(WHAT TO DO): Provide an exact transcription of all the records.

(DATASET EXCERPTS):
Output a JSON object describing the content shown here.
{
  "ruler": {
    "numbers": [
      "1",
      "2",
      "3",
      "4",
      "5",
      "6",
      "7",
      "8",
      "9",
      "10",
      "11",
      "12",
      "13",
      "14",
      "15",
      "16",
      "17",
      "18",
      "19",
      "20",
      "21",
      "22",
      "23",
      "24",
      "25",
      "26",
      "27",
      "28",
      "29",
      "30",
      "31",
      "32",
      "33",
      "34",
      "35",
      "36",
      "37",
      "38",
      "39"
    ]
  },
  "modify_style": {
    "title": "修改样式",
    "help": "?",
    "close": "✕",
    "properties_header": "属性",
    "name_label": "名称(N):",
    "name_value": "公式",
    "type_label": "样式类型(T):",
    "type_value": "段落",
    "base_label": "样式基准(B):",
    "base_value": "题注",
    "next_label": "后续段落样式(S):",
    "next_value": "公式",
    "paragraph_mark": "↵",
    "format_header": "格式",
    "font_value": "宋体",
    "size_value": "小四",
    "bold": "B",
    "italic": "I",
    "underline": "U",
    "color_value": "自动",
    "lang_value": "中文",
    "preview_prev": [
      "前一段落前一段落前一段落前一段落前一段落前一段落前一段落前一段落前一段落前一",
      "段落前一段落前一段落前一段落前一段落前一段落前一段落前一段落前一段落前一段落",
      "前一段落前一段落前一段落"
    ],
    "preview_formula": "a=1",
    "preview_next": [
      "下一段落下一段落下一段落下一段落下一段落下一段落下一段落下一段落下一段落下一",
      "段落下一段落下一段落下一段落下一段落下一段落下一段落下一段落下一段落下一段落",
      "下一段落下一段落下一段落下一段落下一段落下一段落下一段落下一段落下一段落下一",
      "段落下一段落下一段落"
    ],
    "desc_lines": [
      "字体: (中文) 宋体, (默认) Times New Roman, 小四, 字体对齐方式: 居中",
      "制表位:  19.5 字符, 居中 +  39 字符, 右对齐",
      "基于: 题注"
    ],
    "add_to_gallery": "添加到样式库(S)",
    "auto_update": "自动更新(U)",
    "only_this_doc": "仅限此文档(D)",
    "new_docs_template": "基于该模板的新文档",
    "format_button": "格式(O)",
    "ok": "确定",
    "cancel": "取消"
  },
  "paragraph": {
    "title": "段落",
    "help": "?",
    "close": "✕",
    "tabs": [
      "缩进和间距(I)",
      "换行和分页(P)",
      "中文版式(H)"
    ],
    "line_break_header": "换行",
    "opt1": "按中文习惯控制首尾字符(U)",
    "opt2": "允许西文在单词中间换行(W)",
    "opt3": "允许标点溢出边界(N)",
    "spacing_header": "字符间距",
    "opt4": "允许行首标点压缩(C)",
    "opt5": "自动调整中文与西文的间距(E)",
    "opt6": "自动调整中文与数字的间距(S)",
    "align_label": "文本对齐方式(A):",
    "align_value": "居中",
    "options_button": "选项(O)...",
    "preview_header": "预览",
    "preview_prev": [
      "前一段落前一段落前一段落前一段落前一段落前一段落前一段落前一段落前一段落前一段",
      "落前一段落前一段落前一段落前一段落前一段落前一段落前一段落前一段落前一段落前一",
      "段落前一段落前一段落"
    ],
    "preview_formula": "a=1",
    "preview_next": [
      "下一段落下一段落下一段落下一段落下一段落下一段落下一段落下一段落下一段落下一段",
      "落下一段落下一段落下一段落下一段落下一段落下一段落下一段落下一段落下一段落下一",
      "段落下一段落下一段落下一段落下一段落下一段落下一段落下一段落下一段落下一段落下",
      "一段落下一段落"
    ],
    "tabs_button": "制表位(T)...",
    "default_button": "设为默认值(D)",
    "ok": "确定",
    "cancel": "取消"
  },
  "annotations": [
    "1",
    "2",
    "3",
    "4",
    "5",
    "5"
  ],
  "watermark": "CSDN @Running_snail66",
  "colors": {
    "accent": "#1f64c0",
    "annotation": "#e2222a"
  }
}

(THE ANSWER):
Output a JSON object describing the content shown here.
{
  "ruler": {
    "numbers": [
      "1",
      "2",
      "3",
      "4",
      "5",
      "6",
      "7",
      "8",
      "9",
      "10",
      "11",
      "12",
      "13",
      "14",
      "15",
      "16",
      "17",
      "18",
      "19",
      "20",
      "21",
      "22",
      "23",
      "24",
      "25",
      "26",
      "27",
      "28",
      "29",
      "30",
      "31",
      "32",
      "33",
      "34",
      "35",
      "36",
      "37",
      "38",
      "39"
    ]
  },
  "modify_style": {
    "title": "修改样式",
    "help": "?",
    "close": "✕",
    "properties_header": "属性",
    "name_label": "名称(N):",
    "name_value": "公式",
    "type_label": "样式类型(T):",
    "type_value": "段落",
    "base_label": "样式基准(B):",
    "base_value": "题注",
    "next_label": "后续段落样式(S):",
    "next_value": "公式",
    "paragraph_mark": "↵",
    "format_header": "格式",
    "font_value": "宋体",
    "size_value": "小四",
    "bold": "B",
    "italic": "I",
    "underline": "U",
    "color_value": "自动",
    "lang_value": "中文",
    "preview_prev": [
      "前一段落前一段落前一段落前一段落前一段落前一段落前一段落前一段落前一段落前一",
      "段落前一段落前一段落前一段落前一段落前一段落前一段落前一段落前一段落前一段落",
      "前一段落前一段落前一段落"
    ],
    "preview_formula": "a=1",
    "preview_next": [
      "下一段落下一段落下一段落下一段落下一段落下一段落下一段落下一段落下一段落下一",
      "段落下一段落下一段落下一段落下一段落下一段落下一段落下一段落下一段落下一段落",
      "下一段落下一段落下一段落下一段落下一段落下一段落下一段落下一段落下一段落下一",
      "段落下一段落下一段落"
    ],
    "desc_lines": [
      "字体: (中文) 宋体, (默认) Times New Roman, 小四, 字体对齐方式: 居中",
      "制表位:  19.5 字符, 居中 +  39 字符, 右对齐",
      "基于: 题注"
    ],
    "add_to_gallery": "添加到样式库(S)",
    "auto_update": "自动更新(U)",
    "only_this_doc": "仅限此文档(D)",
    "new_docs_template": "基于该模板的新文档",
    "format_button": "格式(O)",
    "ok": "确定",
    "cancel": "取消"
  },
  "paragraph": {
    "title": "段落",
    "help": "?",
    "close": "✕",
    "tabs": [
      "缩进和间距(I)",
      "换行和分页(P)",
      "中文版式(H)"
    ],
    "line_break_header": "换行",
    "opt1": "按中文习惯控制首尾字符(U)",
    "opt2": "允许西文在单词中间换行(W)",
    "opt3": "允许标点溢出边界(N)",
    "spacing_header": "字符间距",
    "opt4": "允许行首标点压缩(C)",
    "opt5": "自动调整中文与西文的间距(E)",
    "opt6": "自动调整中文与数字的间距(S)",
    "align_label": "文本对齐方式(A):",
    "align_value": "居中",
    "options_button": "选项(O)...",
    "preview_header": "预览",
    "preview_prev": [
      "前一段落前一段落前一段落前一段落前一段落前一段落前一段落前一段落前一段落前一段",
      "落前一段落前一段落前一段落前一段落前一段落前一段落前一段落前一段落前一段落前一",
      "段落前一段落前一段落"
    ],
    "preview_formula": "a=1",
    "preview_next": [
      "下一段落下一段落下一段落下一段落下一段落下一段落下一段落下一段落下一段落下一段",
      "落下一段落下一段落下一段落下一段落下一段落下一段落下一段落下一段落下一段落下一",
      "段落下一段落下一段落下一段落下一段落下一段落下一段落下一段落下一段落下一段落下",
      "一段落下一段落"
    ],
    "tabs_button": "制表位(T)...",
    "default_button": "设为默认值(D)",
    "ok": "确定",
    "cancel": "取消"
  },
  "annotations": [
    "1",
    "2",
    "3",
    "4",
    "5",
    "5"
  ],
  "watermark": "CSDN @Running_snail66",
  "colors": {
    "accent": "#1f64c0",
    "annotation": "#e2222a"
  }
}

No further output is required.